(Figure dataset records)
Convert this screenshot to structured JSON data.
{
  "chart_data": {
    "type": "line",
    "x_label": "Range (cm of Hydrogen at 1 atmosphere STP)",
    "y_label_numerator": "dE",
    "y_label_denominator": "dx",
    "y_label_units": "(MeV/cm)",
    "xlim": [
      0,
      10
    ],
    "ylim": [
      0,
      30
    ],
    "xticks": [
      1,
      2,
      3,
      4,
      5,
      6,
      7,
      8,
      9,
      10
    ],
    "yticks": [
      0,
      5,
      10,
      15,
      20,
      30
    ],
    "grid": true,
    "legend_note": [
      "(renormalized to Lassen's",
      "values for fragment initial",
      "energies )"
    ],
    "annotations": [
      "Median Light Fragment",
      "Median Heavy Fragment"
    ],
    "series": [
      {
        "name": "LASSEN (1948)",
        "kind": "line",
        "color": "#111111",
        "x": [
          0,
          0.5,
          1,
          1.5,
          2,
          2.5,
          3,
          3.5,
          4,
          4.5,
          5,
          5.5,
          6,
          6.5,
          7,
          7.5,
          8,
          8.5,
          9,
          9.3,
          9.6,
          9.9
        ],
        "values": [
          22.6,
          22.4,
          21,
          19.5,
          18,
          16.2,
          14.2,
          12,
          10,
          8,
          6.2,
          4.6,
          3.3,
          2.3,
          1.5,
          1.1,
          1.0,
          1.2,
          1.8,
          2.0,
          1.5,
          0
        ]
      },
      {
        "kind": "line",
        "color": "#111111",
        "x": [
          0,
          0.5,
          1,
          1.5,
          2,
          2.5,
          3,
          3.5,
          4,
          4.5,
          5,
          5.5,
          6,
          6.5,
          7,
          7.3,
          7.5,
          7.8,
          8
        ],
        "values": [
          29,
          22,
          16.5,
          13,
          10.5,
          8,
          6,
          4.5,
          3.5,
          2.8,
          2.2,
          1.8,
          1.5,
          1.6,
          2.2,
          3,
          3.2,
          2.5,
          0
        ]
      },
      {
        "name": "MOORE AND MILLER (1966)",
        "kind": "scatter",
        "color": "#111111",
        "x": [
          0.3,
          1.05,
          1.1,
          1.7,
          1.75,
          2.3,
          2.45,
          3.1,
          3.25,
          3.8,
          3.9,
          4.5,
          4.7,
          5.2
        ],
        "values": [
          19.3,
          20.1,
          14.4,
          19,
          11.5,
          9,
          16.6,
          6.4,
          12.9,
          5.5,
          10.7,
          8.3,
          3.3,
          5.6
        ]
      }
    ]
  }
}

*Exercise directions*.
Check all the records above and select each line where the string "Median" is found.

*Task response*.
      "Median Light Fragment",
      "Median Heavy Fragment"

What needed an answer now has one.